▶ _SUPPLIED ENTRIES_:
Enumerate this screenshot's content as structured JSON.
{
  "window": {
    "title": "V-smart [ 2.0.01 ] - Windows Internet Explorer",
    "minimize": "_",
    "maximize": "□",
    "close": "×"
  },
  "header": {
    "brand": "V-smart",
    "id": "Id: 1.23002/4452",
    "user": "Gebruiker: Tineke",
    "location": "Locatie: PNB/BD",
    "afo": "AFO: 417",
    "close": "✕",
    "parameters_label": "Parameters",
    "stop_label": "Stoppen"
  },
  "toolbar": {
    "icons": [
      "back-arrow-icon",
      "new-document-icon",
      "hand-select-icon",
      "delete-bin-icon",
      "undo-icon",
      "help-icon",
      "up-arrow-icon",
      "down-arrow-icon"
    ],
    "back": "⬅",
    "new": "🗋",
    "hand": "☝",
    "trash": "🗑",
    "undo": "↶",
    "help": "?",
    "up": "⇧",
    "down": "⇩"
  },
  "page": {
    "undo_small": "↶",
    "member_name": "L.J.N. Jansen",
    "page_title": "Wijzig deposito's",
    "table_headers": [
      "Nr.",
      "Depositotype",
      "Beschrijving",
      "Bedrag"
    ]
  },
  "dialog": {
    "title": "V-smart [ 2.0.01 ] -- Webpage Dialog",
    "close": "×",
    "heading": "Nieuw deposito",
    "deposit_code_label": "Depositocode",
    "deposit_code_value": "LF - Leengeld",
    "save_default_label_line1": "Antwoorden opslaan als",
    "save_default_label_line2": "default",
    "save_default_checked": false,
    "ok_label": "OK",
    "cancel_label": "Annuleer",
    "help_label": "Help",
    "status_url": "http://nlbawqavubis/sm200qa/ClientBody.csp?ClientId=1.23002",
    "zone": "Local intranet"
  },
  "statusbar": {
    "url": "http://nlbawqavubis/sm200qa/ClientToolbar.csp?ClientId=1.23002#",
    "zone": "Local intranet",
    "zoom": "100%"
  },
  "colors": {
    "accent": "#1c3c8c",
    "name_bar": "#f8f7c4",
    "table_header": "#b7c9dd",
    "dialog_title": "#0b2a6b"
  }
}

▶ _THE REQUEST_: Look above for lines with the word "intranet" and copy them all.

▶ _SOLUTION TO THIS TASK_:
    "zone": "Local intranet"
    "zone": "Local intranet",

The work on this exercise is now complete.